EXERCISE REQUIREMENTS: Lift every line from the entries that includes the word "Cell".

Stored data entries
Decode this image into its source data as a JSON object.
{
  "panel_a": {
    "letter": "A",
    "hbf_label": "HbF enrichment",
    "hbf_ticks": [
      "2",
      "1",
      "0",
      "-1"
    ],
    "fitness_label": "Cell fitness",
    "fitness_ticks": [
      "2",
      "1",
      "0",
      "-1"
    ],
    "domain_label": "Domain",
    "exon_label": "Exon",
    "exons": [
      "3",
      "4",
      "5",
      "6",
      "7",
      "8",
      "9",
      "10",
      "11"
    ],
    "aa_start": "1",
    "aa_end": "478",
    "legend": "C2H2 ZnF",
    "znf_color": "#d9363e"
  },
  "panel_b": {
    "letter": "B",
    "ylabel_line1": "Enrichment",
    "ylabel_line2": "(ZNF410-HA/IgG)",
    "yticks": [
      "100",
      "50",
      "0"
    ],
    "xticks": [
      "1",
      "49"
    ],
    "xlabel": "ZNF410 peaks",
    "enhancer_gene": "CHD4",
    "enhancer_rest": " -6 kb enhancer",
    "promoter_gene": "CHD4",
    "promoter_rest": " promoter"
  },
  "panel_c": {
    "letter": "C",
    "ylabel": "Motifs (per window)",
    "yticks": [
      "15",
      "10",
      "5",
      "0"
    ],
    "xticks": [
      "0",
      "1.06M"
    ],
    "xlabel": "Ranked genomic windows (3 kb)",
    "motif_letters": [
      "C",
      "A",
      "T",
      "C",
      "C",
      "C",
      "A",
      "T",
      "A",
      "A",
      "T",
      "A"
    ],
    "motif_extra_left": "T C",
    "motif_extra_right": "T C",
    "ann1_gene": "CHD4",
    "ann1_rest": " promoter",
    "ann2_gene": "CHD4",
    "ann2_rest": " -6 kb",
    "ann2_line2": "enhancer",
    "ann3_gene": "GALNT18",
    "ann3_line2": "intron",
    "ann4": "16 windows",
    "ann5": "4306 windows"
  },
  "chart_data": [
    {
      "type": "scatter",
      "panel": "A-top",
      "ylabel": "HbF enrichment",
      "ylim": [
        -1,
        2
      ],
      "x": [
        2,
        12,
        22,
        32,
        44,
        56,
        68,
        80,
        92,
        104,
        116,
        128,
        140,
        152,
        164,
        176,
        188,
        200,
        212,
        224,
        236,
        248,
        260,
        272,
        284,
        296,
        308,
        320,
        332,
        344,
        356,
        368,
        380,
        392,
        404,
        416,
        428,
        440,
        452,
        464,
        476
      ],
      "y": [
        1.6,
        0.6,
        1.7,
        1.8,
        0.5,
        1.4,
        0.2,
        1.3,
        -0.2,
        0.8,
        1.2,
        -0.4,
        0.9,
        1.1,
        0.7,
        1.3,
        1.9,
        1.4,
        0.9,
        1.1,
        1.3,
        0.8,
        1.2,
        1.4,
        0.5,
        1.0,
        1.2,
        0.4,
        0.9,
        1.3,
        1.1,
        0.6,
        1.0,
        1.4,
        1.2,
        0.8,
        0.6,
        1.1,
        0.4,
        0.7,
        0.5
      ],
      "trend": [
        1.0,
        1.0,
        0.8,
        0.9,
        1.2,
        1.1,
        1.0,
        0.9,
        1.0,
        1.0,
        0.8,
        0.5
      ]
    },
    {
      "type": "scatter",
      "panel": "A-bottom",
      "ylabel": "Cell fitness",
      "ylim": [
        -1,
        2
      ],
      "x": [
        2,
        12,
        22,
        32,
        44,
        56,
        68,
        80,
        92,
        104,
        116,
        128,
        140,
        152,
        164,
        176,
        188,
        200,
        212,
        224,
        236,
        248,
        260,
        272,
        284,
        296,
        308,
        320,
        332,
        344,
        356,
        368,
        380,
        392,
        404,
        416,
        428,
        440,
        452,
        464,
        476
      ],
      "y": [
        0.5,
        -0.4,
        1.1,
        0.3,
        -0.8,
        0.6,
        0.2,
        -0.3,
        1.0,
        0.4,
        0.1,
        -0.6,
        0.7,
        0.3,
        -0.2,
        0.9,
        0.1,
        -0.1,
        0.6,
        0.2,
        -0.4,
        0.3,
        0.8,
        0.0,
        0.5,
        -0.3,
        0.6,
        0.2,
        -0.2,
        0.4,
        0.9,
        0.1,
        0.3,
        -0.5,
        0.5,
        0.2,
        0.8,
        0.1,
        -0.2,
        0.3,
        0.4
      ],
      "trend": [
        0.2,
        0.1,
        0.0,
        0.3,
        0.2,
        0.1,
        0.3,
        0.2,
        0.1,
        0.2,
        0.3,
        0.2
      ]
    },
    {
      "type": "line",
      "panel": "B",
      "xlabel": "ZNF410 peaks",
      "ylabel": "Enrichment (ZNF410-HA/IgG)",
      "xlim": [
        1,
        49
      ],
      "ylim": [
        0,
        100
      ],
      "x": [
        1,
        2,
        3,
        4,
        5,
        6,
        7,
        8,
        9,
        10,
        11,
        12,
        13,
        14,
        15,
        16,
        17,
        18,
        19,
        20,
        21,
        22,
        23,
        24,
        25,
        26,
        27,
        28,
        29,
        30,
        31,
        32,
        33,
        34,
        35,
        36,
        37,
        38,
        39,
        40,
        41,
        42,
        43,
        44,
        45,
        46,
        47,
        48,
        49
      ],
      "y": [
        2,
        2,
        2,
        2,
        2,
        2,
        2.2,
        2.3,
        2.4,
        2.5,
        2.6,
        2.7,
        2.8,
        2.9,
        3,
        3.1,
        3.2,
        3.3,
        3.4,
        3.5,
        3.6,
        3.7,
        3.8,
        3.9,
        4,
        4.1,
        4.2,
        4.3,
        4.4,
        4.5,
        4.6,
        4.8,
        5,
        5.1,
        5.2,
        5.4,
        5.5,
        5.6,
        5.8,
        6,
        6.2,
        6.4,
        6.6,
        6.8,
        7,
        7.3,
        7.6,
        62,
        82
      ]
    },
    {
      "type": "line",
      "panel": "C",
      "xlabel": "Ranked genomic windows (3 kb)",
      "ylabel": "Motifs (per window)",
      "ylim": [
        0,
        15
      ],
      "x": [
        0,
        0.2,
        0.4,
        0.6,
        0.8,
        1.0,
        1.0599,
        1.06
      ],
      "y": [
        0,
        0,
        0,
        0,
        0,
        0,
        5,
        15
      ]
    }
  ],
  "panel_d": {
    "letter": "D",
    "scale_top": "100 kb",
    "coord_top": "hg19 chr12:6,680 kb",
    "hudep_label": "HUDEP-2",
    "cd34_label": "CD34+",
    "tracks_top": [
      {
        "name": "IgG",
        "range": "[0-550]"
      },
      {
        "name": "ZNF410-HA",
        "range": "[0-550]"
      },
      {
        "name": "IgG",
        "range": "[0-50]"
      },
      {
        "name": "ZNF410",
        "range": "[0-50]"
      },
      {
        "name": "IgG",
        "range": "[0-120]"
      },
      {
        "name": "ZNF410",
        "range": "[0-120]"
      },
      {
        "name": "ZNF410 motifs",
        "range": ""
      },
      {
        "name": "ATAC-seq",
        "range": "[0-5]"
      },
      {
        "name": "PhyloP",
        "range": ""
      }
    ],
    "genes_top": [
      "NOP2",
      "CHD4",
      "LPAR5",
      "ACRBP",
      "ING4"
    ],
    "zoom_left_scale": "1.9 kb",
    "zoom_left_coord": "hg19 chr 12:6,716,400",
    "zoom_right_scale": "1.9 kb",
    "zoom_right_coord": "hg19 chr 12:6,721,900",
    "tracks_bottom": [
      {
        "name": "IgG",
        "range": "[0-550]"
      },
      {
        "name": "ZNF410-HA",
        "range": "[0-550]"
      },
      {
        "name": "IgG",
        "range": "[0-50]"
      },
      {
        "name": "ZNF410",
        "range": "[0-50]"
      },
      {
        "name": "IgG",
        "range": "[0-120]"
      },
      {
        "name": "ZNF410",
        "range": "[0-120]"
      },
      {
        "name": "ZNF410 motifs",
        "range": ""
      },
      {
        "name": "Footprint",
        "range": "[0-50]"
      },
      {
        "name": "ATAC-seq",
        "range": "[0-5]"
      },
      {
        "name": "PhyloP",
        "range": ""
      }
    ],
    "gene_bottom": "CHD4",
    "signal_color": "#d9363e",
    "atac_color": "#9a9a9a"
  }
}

RESULT FOR THIS TASK:
    "fitness_label": "Cell fitness",
      "ylabel": "Cell fitness",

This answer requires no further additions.